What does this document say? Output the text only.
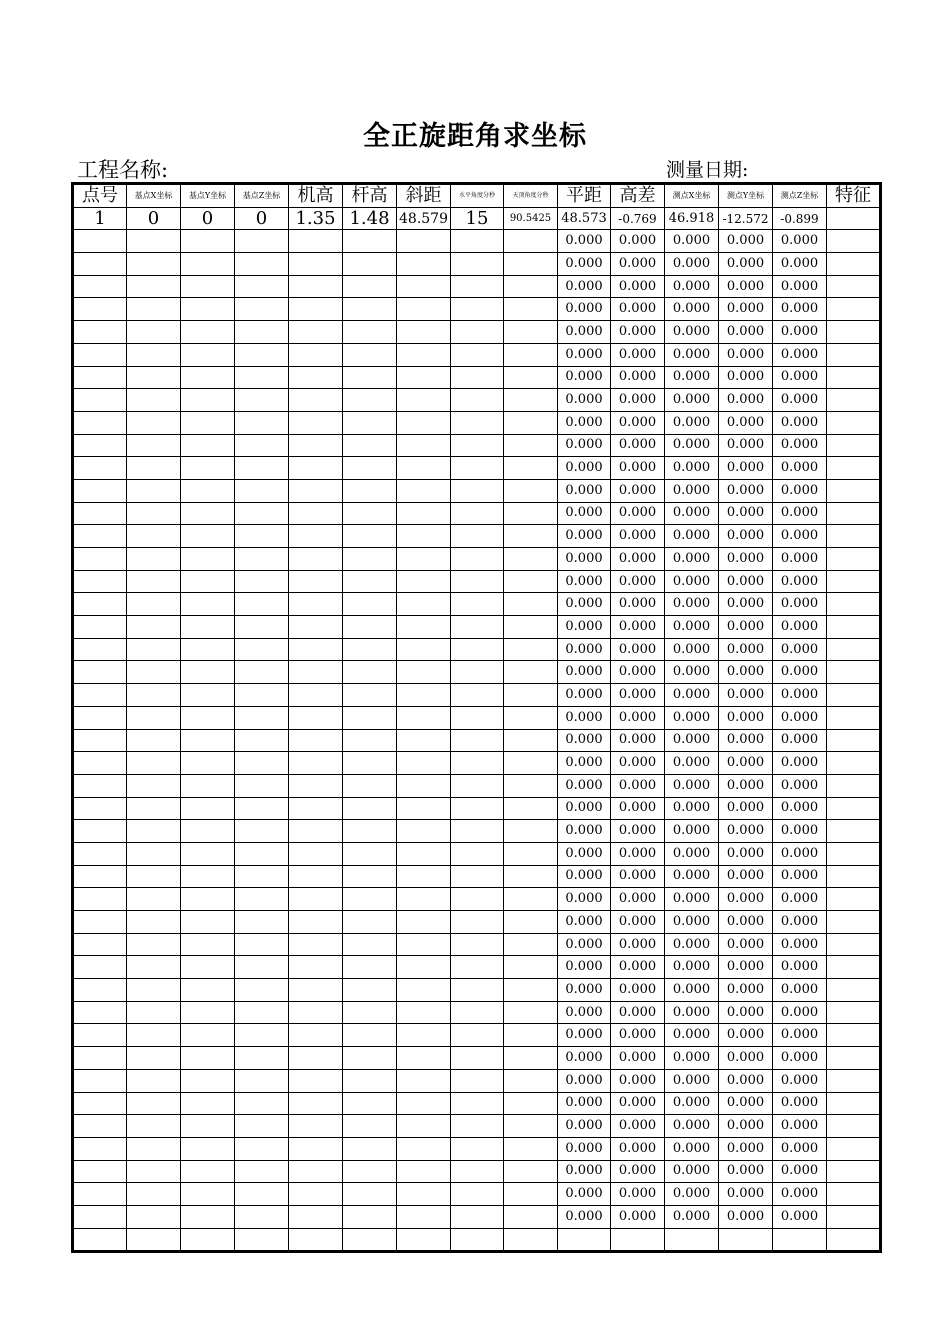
全正旋距角求坐标
工程名称:	测量日期:
点号	基点X坐标	基点Y坐标	基点Z坐标	机高	杆高	斜距	水平角度分秒	天顶角度分秒	平距	高差	测点X坐标	测点Y坐标	测点Z坐标	特征
1	0	0	0	1.35	1.48	48.579	15	90.5425	48.573	-0.769	46.918	-12.572	-0.899	
									0.000	0.000	0.000	0.000	0.000	
									0.000	0.000	0.000	0.000	0.000	
									0.000	0.000	0.000	0.000	0.000	
									0.000	0.000	0.000	0.000	0.000	
									0.000	0.000	0.000	0.000	0.000	
									0.000	0.000	0.000	0.000	0.000	
									0.000	0.000	0.000	0.000	0.000	
									0.000	0.000	0.000	0.000	0.000	
									0.000	0.000	0.000	0.000	0.000	
									0.000	0.000	0.000	0.000	0.000	
									0.000	0.000	0.000	0.000	0.000	
									0.000	0.000	0.000	0.000	0.000	
									0.000	0.000	0.000	0.000	0.000	
									0.000	0.000	0.000	0.000	0.000	
									0.000	0.000	0.000	0.000	0.000	
									0.000	0.000	0.000	0.000	0.000	
									0.000	0.000	0.000	0.000	0.000	
									0.000	0.000	0.000	0.000	0.000	
									0.000	0.000	0.000	0.000	0.000	
									0.000	0.000	0.000	0.000	0.000	
									0.000	0.000	0.000	0.000	0.000	
									0.000	0.000	0.000	0.000	0.000	
									0.000	0.000	0.000	0.000	0.000	
									0.000	0.000	0.000	0.000	0.000	
									0.000	0.000	0.000	0.000	0.000	
									0.000	0.000	0.000	0.000	0.000	
									0.000	0.000	0.000	0.000	0.000	
									0.000	0.000	0.000	0.000	0.000	
									0.000	0.000	0.000	0.000	0.000	
									0.000	0.000	0.000	0.000	0.000	
									0.000	0.000	0.000	0.000	0.000	
									0.000	0.000	0.000	0.000	0.000	
									0.000	0.000	0.000	0.000	0.000	
									0.000	0.000	0.000	0.000	0.000	
									0.000	0.000	0.000	0.000	0.000	
									0.000	0.000	0.000	0.000	0.000	
									0.000	0.000	0.000	0.000	0.000	
									0.000	0.000	0.000	0.000	0.000	
									0.000	0.000	0.000	0.000	0.000	
									0.000	0.000	0.000	0.000	0.000	
									0.000	0.000	0.000	0.000	0.000	
									0.000	0.000	0.000	0.000	0.000	
									0.000	0.000	0.000	0.000	0.000	
									0.000	0.000	0.000	0.000	0.000	
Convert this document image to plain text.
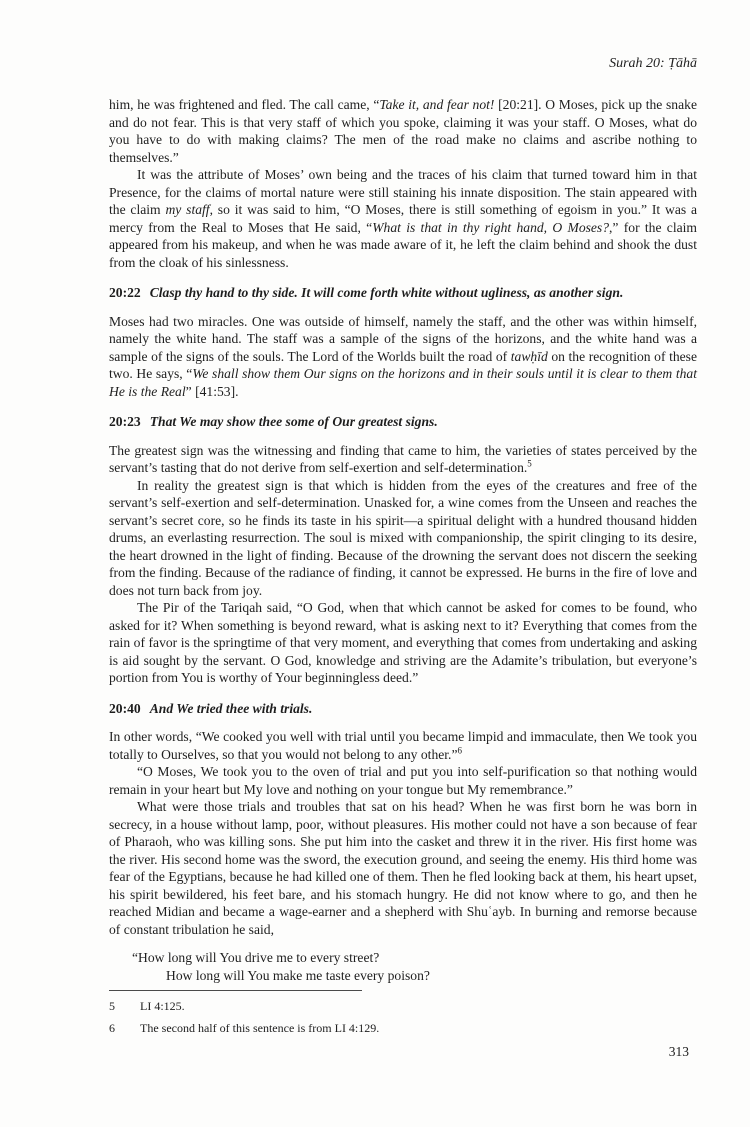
Surah 20: Ṭāhā

him, he was frightened and fled. The call came, “Take it, and fear not! [20:21]. O Moses, pick up the snake and do not fear. This is that very staff of which you spoke, claiming it was your staff. O Moses, what do you have to do with making claims? The men of the road make no claims and ascribe nothing to themselves.”

It was the attribute of Moses’ own being and the traces of his claim that turned toward him in that Presence, for the claims of mortal nature were still staining his innate disposition. The stain appeared with the claim my staff, so it was said to him, “O Moses, there is still something of egoism in you.” It was a mercy from the Real to Moses that He said, “What is that in thy right hand, O Moses?,” for the claim appeared from his makeup, and when he was made aware of it, he left the claim behind and shook the dust from the cloak of his sinlessness.

20:22 Clasp thy hand to thy side. It will come forth white without ugliness, as another sign.

Moses had two miracles. One was outside of himself, namely the staff, and the other was within himself, namely the white hand. The staff was a sample of the signs of the horizons, and the white hand was a sample of the signs of the souls. The Lord of the Worlds built the road of tawḥīd on the recognition of these two. He says, “We shall show them Our signs on the horizons and in their souls until it is clear to them that He is the Real” [41:53].

20:23 That We may show thee some of Our greatest signs.

The greatest sign was the witnessing and finding that came to him, the varieties of states perceived by the servant’s tasting that do not derive from self-exertion and self-determination.$^5$

In reality the greatest sign is that which is hidden from the eyes of the creatures and free of the servant’s self-exertion and self-determination. Unasked for, a wine comes from the Unseen and reaches the servant’s secret core, so he finds its taste in his spirit—a spiritual delight with a hundred thousand hidden drums, an everlasting resurrection. The soul is mixed with companionship, the spirit clinging to its desire, the heart drowned in the light of finding. Because of the drowning the servant does not discern the seeking from the finding. Because of the radiance of finding, it cannot be expressed. He burns in the fire of love and does not turn back from joy.

The Pir of the Tariqah said, “O God, when that which cannot be asked for comes to be found, who asked for it? When something is beyond reward, what is asking next to it? Everything that comes from the rain of favor is the springtime of that very moment, and everything that comes from undertaking and asking is aid sought by the servant. O God, knowledge and striving are the Adamite’s tribulation, but everyone’s portion from You is worthy of Your beginningless deed.”

20:40 And We tried thee with trials.

In other words, “We cooked you well with trial until you became limpid and immaculate, then We took you totally to Ourselves, so that you would not belong to any other.”$^6$

“O Moses, We took you to the oven of trial and put you into self-purification so that nothing would remain in your heart but My love and nothing on your tongue but My remembrance.”

What were those trials and troubles that sat on his head? When he was first born he was born in secrecy, in a house without lamp, poor, without pleasures. His mother could not have a son because of fear of Pharaoh, who was killing sons. She put him into the casket and threw it in the river. His first home was the river. His second home was the sword, the execution ground, and seeing the enemy. His third home was fear of the Egyptians, because he had killed one of them. Then he fled looking back at them, his heart upset, his spirit bewildered, his feet bare, and his stomach hungry. He did not know where to go, and then he reached Midian and became a wage-earner and a shepherd with Shuʿayb. In burning and remorse because of constant tribulation he said,

“How long will You drive me to every street?

How long will You make me taste every poison?

5	LI 4:125.
6	The second half of this sentence is from LI 4:129.
313
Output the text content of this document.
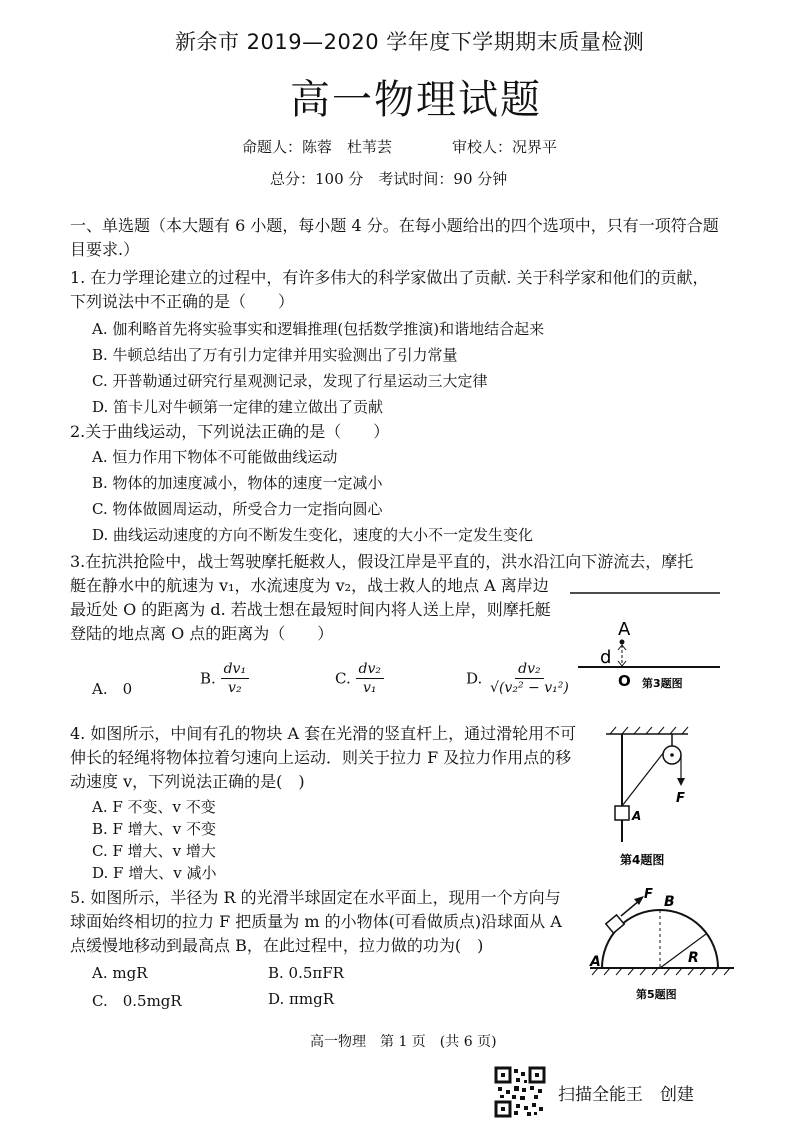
新余市 2019—2020 学年度下学期期末质量检测
高一物理试题
命题人：陈蓉　杜苇芸	审校人：况界平
总分：100 分　考试时间：90 分钟
一、单选题（本大题有 6 小题，每小题 4 分。在每小题给出的四个选项中，只有一项符合题
目要求.）
1. 在力学理论建立的过程中，有许多伟大的科学家做出了贡献. 关于科学家和他们的贡献，
下列说法中不正确的是（　　）
A. 伽利略首先将实验事实和逻辑推理(包括数学推演)和谐地结合起来
B. 牛顿总结出了万有引力定律并用实验测出了引力常量
C. 开普勒通过研究行星观测记录，发现了行星运动三大定律
D. 笛卡儿对牛顿第一定律的建立做出了贡献
2.关于曲线运动，下列说法正确的是（　　）
A. 恒力作用下物体不可能做曲线运动
B. 物体的加速度减小，物体的速度一定减小
C. 物体做圆周运动，所受合力一定指向圆心
D. 曲线运动速度的方向不断发生变化，速度的大小不一定发生变化
3.在抗洪抢险中，战士驾驶摩托艇救人，假设江岸是平直的，洪水沿江向下游流去，摩托
艇在静水中的航速为 v₁，水流速度为 v₂，战士救人的地点 A 离岸边
最近处 O 的距离为 d. 若战士想在最短时间内将人送上岸，则摩托艇
登陆的地点离 O 点的距离为（　　）
A.　0
B. $\frac{\text{dv₁}}{\text{v₂}}$	C. $\frac{\text{dv₂}}{\text{v₁}}$	D. $\frac{\text{dv₂}}{\text{√(v₂² − v₁²)}}$
A
d
O 第3题图
4. 如图所示，中间有孔的物块 A 套在光滑的竖直杆上，通过滑轮用不可
伸长的轻绳将物体拉着匀速向上运动．则关于拉力 F 及拉力作用点的移
动速度 v，下列说法正确的是(　)
A. F 不变、v 不变
B. F 增大、v 不变
C. F 增大、v 增大
D. F 增大、v 减小
F
A
第4题图
5. 如图所示，半径为 R 的光滑半球固定在水平面上，现用一个方向与
球面始终相切的拉力 F 把质量为 m 的小物体(可看做质点)沿球面从 A
点缓慢地移动到最高点 B，在此过程中，拉力做的功为(　)
A. mgR	B. 0.5πFR
C.　0.5mgR	D. πmgR
F B
A	R
第5题图
高一物理　第 1 页　(共 6 页)
扫描全能王　创建
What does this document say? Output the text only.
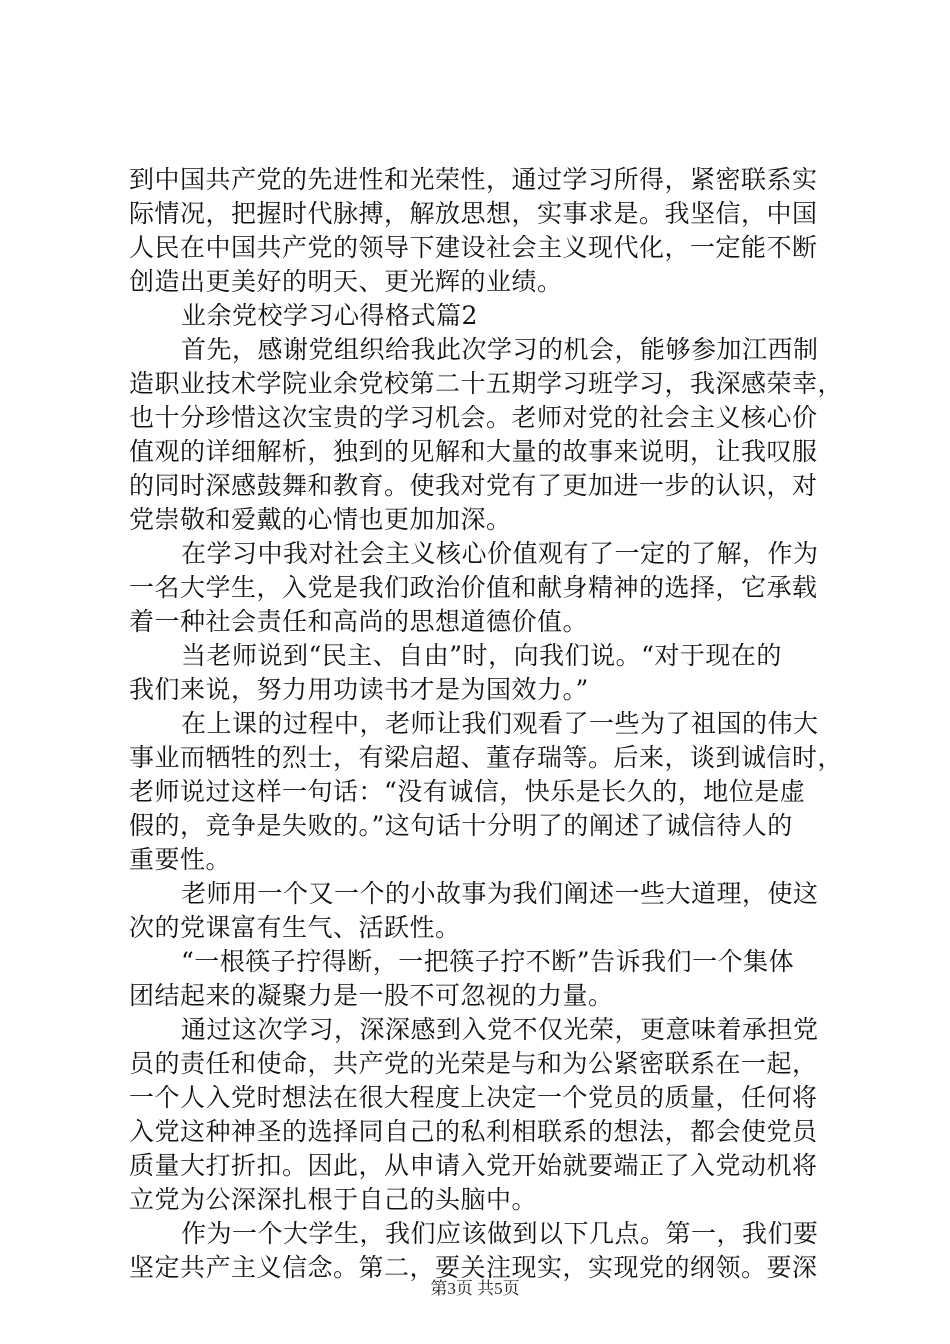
到中国共产党的先进性和光荣性，通过学习所得，紧密联系实
际情况，把握时代脉搏，解放思想，实事求是。我坚信，中国
人民在中国共产党的领导下建设社会主义现代化，一定能不断
创造出更美好的明天、更光辉的业绩。
业余党校学习心得格式篇2
首先，感谢党组织给我此次学习的机会，能够参加江西制
造职业技术学院业余党校第二十五期学习班学习，我深感荣幸，
也十分珍惜这次宝贵的学习机会。老师对党的社会主义核心价
值观的详细解析，独到的见解和大量的故事来说明，让我叹服
的同时深感鼓舞和教育。使我对党有了更加进一步的认识，对
党崇敬和爱戴的心情也更加加深。
在学习中我对社会主义核心价值观有了一定的了解，作为
一名大学生，入党是我们政治价值和献身精神的选择，它承载
着一种社会责任和高尚的思想道德价值。
当老师说到“民主、自由”时，向我们说。“对于现在的
我们来说，努力用功读书才是为国效力。”
在上课的过程中，老师让我们观看了一些为了祖国的伟大
事业而牺牲的烈士，有梁启超、董存瑞等。后来，谈到诚信时，
老师说过这样一句话：“没有诚信，快乐是长久的，地位是虚
假的，竞争是失败的。”这句话十分明了的阐述了诚信待人的
重要性。
老师用一个又一个的小故事为我们阐述一些大道理，使这
次的党课富有生气、活跃性。
“一根筷子拧得断，一把筷子拧不断”告诉我们一个集体
团结起来的凝聚力是一股不可忽视的力量。
通过这次学习，深深感到入党不仅光荣，更意味着承担党
员的责任和使命，共产党的光荣是与和为公紧密联系在一起，
一个人入党时想法在很大程度上决定一个党员的质量，任何将
入党这种神圣的选择同自己的私利相联系的想法，都会使党员
质量大打折扣。因此，从申请入党开始就要端正了入党动机将
立党为公深深扎根于自己的头脑中。
作为一个大学生，我们应该做到以下几点。第一，我们要
坚定共产主义信念。第二，要关注现实，实现党的纲领。要深
第3页 共5页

→ **What this task involves**
Return all lines containing the word "text".

→ **The completed task**
What does this document say? Output the text only.
Convert this document image to plain text.
Output the text content of this document.
B. $\frac{\text{dv₁}}{\text{v₂}}$	C. $\frac{\text{dv₂}}{\text{v₁}}$	D. $\frac{\text{dv₂}}{\text{√(v₂² − v₁²)}}$
What does this document say? Output the text only.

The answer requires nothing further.